— Start —

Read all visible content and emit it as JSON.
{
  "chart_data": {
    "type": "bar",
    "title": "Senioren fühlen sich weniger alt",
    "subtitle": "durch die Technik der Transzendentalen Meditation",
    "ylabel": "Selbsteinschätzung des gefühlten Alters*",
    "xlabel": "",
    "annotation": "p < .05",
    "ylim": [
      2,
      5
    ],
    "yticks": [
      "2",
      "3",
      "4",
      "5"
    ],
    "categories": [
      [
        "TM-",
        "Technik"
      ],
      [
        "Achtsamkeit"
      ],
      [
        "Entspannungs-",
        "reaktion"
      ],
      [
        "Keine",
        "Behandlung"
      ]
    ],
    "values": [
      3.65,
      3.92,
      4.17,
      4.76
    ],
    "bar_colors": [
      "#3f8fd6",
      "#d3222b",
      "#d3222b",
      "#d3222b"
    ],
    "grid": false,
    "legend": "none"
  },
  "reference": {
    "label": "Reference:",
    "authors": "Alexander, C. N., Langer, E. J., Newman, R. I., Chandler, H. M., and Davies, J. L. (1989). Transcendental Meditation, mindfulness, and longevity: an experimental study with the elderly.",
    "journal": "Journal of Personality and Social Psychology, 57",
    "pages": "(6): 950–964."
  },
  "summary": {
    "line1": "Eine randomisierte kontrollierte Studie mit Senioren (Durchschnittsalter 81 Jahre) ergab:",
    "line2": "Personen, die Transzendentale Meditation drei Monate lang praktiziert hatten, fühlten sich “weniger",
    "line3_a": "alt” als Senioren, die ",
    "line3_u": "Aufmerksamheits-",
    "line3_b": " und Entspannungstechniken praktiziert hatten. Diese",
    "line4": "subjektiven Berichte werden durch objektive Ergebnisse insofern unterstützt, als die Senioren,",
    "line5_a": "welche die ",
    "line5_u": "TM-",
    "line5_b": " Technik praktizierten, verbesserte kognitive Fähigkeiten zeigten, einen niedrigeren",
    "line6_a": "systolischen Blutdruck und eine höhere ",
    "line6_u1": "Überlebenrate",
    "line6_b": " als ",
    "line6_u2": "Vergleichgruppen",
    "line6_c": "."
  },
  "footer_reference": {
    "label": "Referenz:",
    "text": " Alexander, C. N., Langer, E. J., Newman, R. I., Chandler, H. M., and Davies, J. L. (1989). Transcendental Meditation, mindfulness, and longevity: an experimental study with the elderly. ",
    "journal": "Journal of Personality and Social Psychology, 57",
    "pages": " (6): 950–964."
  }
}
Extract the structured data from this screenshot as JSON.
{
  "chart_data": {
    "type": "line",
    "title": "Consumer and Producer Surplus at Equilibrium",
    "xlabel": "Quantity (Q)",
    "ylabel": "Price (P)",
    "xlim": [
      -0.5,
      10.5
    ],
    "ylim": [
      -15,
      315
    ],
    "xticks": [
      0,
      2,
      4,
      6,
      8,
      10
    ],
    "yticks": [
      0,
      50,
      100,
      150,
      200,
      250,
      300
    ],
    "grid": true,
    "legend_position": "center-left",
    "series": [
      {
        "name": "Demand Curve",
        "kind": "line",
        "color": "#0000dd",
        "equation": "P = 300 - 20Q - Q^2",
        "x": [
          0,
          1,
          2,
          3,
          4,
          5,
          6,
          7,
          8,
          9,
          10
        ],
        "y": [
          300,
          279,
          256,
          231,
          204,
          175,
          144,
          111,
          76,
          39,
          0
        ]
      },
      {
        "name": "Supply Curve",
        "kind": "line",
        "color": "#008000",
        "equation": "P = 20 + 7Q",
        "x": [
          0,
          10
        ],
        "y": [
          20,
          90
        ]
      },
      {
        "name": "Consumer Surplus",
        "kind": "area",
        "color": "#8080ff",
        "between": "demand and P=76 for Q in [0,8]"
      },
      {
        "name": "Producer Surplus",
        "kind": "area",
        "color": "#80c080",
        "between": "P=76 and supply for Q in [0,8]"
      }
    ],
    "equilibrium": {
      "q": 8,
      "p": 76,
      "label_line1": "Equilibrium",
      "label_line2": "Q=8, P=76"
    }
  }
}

— End —

## Your goal
Where a line in the entries holds the word "Alexander", copy that line.

## Task response
    "authors": "Alexander, C. N., Langer, E. J., Newman, R. I., Chandler, H. M., and Davies, J. L. (1989). Transcendental Meditation, mindfulness, and longevity: an experimental study with the elderly.",
    "text": " Alexander, C. N., Langer, E. J., Newman, R. I., Chandler, H. M., and Davies, J. L. (1989). Transcendental Meditation, mindfulness, and longevity: an experimental study with the elderly. ",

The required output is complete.